---------- Data to process ----------

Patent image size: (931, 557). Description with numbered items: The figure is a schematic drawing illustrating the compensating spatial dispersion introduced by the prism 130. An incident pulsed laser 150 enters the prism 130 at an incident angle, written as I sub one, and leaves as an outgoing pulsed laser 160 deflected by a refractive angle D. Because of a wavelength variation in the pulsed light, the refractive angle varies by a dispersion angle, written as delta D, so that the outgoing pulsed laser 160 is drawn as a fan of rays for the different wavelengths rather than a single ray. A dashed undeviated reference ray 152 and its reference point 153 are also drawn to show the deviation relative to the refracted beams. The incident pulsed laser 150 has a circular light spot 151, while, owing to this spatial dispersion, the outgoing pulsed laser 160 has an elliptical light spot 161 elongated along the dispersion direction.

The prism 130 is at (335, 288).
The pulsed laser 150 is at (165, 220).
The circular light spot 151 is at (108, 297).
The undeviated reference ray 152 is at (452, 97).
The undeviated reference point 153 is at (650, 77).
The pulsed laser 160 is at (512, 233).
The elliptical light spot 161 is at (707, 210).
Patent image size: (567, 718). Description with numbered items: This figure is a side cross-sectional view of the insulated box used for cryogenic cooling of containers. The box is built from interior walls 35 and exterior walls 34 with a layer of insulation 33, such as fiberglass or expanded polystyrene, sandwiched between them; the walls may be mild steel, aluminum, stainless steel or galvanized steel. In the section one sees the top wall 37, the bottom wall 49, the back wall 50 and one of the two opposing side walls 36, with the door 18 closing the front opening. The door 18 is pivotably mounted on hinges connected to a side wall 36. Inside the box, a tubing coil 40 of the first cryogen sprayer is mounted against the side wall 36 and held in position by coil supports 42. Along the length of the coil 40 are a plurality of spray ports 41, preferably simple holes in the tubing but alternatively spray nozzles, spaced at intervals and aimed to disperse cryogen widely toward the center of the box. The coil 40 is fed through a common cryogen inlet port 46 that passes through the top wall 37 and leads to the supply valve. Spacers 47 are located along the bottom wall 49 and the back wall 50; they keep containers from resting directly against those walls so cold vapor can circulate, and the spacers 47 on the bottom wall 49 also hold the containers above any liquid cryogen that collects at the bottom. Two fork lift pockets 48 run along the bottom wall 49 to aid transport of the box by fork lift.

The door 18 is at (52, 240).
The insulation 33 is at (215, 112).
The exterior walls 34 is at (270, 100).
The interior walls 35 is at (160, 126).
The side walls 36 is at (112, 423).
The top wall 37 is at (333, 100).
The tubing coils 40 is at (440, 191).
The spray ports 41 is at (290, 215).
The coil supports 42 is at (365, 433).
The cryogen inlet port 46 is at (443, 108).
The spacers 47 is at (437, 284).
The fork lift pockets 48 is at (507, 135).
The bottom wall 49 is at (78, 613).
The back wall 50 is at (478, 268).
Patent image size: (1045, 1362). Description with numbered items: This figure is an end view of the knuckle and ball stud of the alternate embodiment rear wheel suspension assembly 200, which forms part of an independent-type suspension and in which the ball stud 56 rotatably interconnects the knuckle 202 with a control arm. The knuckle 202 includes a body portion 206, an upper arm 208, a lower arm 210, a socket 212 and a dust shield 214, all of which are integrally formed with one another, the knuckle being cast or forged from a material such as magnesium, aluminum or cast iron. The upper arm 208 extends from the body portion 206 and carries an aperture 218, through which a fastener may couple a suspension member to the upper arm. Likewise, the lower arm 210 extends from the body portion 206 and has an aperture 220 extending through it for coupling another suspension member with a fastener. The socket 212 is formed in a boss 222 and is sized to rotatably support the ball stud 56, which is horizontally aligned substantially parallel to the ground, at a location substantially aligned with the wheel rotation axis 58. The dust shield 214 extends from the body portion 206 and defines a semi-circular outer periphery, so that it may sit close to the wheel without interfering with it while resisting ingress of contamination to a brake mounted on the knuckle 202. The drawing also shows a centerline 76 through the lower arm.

----------

Set exercise:
Rewrite all of the data above as a JSON list of strings, with one string for each line and no blank lines.

Full answer:
[
  "Patent image size: (931, 557). Description with numbered items: The figure is a schematic drawing illustrating the compensating spatial dispersion introduced by the prism 130. An incident pulsed laser 150 enters the prism 130 at an incident angle, written as I sub one, and leaves as an outgoing pulsed laser 160 deflected by a refractive angle D. Because of a wavelength variation in the pulsed light, the refractive angle varies by a dispersion angle, written as delta D, so that the outgoing pulsed laser 160 is drawn as a fan of rays for the different wavelengths rather than a single ray. A dashed undeviated reference ray 152 and its reference point 153 are also drawn to show the deviation relative to the refracted beams. The incident pulsed laser 150 has a circular light spot 151, while, owing to this spatial dispersion, the outgoing pulsed laser 160 has an elliptical light spot 161 elongated along the dispersion direction.",
  "The prism 130 is at (335, 288).",
  "The pulsed laser 150 is at (165, 220).",
  "The circular light spot 151 is at (108, 297).",
  "The undeviated reference ray 152 is at (452, 97).",
  "The undeviated reference point 153 is at (650, 77).",
  "The pulsed laser 160 is at (512, 233).",
  "The elliptical light spot 161 is at (707, 210).",
  "Patent image size: (567, 718). Description with numbered items: This figure is a side cross-sectional view of the insulated box used for cryogenic cooling of containers. The box is built from interior walls 35 and exterior walls 34 with a layer of insulation 33, such as fiberglass or expanded polystyrene, sandwiched between them; the walls may be mild steel, aluminum, stainless steel or galvanized steel. In the section one sees the top wall 37, the bottom wall 49, the back wall 50 and one of the two opposing side walls 36, with the door 18 closing the front opening. The door 18 is pivotably mounted on hinges connected to a side wall 36. Inside the box, a tubing coil 40 of the first cryogen sprayer is mounted against the side wall 36 and held in position by coil supports 42. Along the length of the coil 40 are a plurality of spray ports 41, preferably simple holes in the tubing but alternatively spray nozzles, spaced at intervals and aimed to disperse cryogen widely toward the center of the box. The coil 40 is fed through a common cryogen inlet port 46 that passes through the top wall 37 and leads to the supply valve. Spacers 47 are located along the bottom wall 49 and the back wall 50; they keep containers from resting directly against those walls so cold vapor can circulate, and the spacers 47 on the bottom wall 49 also hold the containers above any liquid cryogen that collects at the bottom. Two fork lift pockets 48 run along the bottom wall 49 to aid transport of the box by fork lift.",
  "The door 18 is at (52, 240).",
  "The insulation 33 is at (215, 112).",
  "The exterior walls 34 is at (270, 100).",
  "The interior walls 35 is at (160, 126).",
  "The side walls 36 is at (112, 423).",
  "The top wall 37 is at (333, 100).",
  "The tubing coils 40 is at (440, 191).",
  "The spray ports 41 is at (290, 215).",
  "The coil supports 42 is at (365, 433).",
  "The cryogen inlet port 46 is at (443, 108).",
  "The spacers 47 is at (437, 284).",
  "The fork lift pockets 48 is at (507, 135).",
  "The bottom wall 49 is at (78, 613).",
  "The back wall 50 is at (478, 268).",
  "Patent image size: (1045, 1362). Description with numbered items: This figure is an end view of the knuckle and ball stud of the alternate embodiment rear wheel suspension assembly 200, which forms part of an independent-type suspension and in which the ball stud 56 rotatably interconnects the knuckle 202 with a control arm. The knuckle 202 includes a body portion 206, an upper arm 208, a lower arm 210, a socket 212 and a dust shield 214, all of which are integrally formed with one another, the knuckle being cast or forged from a material such as magnesium, aluminum or cast iron. The upper arm 208 extends from the body portion 206 and carries an aperture 218, through which a fastener may couple a suspension member to the upper arm. Likewise, the lower arm 210 extends from the body portion 206 and has an aperture 220 extending through it for coupling another suspension member with a fastener. The socket 212 is formed in a boss 222 and is sized to rotatably support the ball stud 56, which is horizontally aligned substantially parallel to the ground, at a location substantially aligned with the wheel rotation axis 58. The dust shield 214 extends from the body portion 206 and defines a semi-circular outer periphery, so that it may sit close to the wheel without interfering with it while resisting ingress of contamination to a brake mounted on the knuckle 202. The drawing also shows a centerline 76 through the lower arm."
]